== Document segment

This creates a file with the line protocol format that would be sent to InfluxDB.

## Troubleshooting

### Common Issues

1. **"Environment variable error: Required environment variable 'VAR_NAME' is not set"**
   - Create a `.env` file with your variables (recommended), or export them manually
   - Check that all required environment variables are set before running
   - Required variables: `ES2INFLUX_INFLUX_TOKEN`, `ES2INFLUX_INFLUX_ORG`, `ES2INFLUX_INFLUX_BUCKET`
   - If using `.env` files, ensure the file is in the correct location (current directory or config directory)

====
== Items

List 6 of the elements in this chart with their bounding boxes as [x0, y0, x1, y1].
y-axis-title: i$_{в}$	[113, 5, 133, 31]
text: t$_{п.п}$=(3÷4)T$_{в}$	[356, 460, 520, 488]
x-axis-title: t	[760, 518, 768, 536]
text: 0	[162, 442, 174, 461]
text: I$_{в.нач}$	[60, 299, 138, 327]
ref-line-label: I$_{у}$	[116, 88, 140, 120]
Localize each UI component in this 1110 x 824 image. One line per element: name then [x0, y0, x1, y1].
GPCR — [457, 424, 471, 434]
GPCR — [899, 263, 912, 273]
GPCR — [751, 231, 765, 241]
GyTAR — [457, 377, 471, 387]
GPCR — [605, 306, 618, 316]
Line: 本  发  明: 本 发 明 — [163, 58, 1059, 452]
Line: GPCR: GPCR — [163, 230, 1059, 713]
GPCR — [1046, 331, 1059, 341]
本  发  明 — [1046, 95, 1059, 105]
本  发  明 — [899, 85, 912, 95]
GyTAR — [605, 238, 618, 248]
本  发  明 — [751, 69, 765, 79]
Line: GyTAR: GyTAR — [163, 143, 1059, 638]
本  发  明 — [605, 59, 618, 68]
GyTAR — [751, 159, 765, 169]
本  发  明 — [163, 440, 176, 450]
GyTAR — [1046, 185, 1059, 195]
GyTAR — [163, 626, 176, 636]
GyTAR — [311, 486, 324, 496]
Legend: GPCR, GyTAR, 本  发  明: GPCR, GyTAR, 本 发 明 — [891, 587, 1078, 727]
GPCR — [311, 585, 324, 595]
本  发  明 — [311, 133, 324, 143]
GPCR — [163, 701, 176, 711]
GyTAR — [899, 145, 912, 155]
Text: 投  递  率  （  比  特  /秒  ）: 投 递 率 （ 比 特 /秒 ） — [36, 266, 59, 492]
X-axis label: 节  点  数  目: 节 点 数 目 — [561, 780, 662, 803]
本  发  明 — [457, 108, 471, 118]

====
== Items

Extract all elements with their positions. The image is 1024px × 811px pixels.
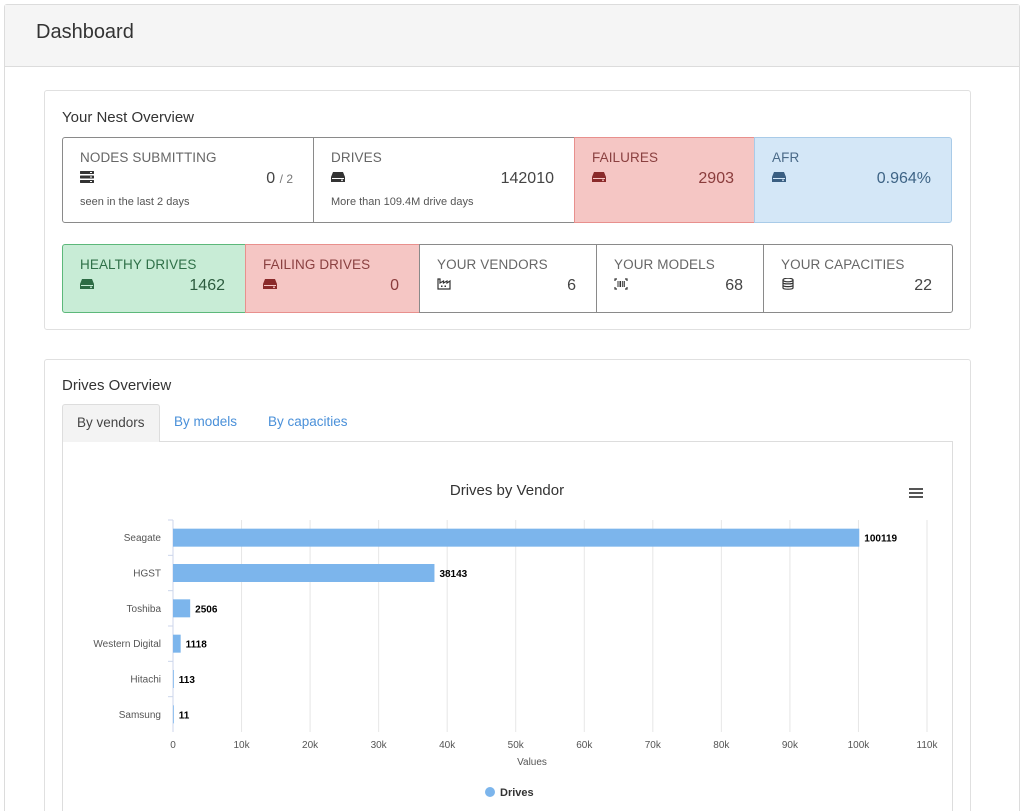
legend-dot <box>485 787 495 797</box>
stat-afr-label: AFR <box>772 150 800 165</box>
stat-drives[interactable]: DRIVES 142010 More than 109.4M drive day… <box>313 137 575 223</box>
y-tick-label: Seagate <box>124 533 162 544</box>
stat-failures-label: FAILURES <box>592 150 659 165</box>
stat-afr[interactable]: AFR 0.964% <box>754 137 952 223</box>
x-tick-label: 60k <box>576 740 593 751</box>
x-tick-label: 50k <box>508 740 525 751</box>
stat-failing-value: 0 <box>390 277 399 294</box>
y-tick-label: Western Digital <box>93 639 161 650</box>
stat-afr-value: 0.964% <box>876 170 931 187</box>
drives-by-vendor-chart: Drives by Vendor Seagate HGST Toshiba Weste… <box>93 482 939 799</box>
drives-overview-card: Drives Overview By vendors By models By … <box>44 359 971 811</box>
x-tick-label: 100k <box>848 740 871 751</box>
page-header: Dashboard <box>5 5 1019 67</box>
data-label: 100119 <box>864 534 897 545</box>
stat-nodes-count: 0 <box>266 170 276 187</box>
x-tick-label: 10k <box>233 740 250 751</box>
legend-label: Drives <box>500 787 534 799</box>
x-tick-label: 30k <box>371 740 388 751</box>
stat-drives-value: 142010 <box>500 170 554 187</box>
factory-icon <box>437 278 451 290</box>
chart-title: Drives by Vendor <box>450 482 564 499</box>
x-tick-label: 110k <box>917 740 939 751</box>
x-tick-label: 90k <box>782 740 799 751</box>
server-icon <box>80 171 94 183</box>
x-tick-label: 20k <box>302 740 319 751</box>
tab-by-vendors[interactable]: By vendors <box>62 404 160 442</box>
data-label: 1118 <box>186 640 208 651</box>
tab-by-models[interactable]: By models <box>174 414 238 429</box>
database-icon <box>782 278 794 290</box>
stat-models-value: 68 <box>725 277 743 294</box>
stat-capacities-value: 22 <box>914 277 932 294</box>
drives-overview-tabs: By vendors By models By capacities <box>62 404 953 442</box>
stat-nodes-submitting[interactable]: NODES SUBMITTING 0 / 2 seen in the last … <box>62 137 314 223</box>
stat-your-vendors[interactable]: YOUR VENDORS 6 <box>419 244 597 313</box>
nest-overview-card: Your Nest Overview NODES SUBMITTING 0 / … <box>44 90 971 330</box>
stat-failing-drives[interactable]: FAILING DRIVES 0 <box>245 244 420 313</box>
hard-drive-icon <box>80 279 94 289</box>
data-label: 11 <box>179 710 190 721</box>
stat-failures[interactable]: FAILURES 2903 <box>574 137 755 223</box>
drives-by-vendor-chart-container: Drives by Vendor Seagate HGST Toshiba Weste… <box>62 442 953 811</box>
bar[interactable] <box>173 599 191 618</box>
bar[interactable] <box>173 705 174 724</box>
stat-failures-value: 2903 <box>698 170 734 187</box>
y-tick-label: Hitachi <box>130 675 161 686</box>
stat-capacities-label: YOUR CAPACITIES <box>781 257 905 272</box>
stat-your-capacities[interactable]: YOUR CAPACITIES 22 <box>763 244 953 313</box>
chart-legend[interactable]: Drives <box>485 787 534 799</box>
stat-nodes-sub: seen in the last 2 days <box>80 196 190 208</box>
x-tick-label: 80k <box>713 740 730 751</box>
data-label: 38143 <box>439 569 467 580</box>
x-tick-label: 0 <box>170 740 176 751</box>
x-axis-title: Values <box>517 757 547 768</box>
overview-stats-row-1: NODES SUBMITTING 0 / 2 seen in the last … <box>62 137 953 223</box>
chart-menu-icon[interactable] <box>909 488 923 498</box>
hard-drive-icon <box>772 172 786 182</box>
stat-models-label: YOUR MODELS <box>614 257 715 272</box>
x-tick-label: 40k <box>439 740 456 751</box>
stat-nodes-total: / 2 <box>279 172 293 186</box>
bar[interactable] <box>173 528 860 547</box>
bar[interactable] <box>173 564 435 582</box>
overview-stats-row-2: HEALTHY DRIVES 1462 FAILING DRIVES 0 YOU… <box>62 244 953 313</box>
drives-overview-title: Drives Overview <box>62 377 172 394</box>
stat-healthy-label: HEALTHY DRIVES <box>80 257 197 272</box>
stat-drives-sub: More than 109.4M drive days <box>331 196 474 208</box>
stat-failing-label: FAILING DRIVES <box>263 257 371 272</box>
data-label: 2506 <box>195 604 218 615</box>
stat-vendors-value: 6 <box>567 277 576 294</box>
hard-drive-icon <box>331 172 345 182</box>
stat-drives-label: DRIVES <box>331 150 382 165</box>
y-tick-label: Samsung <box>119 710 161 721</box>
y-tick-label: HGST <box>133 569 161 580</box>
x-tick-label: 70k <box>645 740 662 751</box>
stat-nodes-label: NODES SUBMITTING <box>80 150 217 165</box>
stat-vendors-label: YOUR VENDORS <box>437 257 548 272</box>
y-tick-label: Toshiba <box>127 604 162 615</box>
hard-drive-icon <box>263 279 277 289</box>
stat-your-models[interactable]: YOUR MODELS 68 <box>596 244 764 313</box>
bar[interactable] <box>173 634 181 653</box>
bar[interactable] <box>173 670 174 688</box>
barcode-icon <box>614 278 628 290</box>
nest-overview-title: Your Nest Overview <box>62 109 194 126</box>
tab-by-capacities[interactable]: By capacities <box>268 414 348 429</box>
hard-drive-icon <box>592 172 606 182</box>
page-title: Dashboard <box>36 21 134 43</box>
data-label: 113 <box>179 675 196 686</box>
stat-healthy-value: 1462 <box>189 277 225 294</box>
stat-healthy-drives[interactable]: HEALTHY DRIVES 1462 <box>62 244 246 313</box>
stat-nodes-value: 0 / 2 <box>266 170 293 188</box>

====

Exercise aim: Extract the passage of the troubleshooting text from "### Common Issues" to "or config directory)" without changing any wording.

Written solution:
### Common Issues

1. **"Environment variable error: Required environment variable 'VAR_NAME' is not set"**
   - Create a `.env` file with your variables (recommended), or export them manually
   - Check that all required environment variables are set before running
   - Required variables: `ES2INFLUX_INFLUX_TOKEN`, `ES2INFLUX_INFLUX_ORG`, `ES2INFLUX_INFLUX_BUCKET`
   - If using `.env` files, ensure the file is in the correct location (current directory or config directory)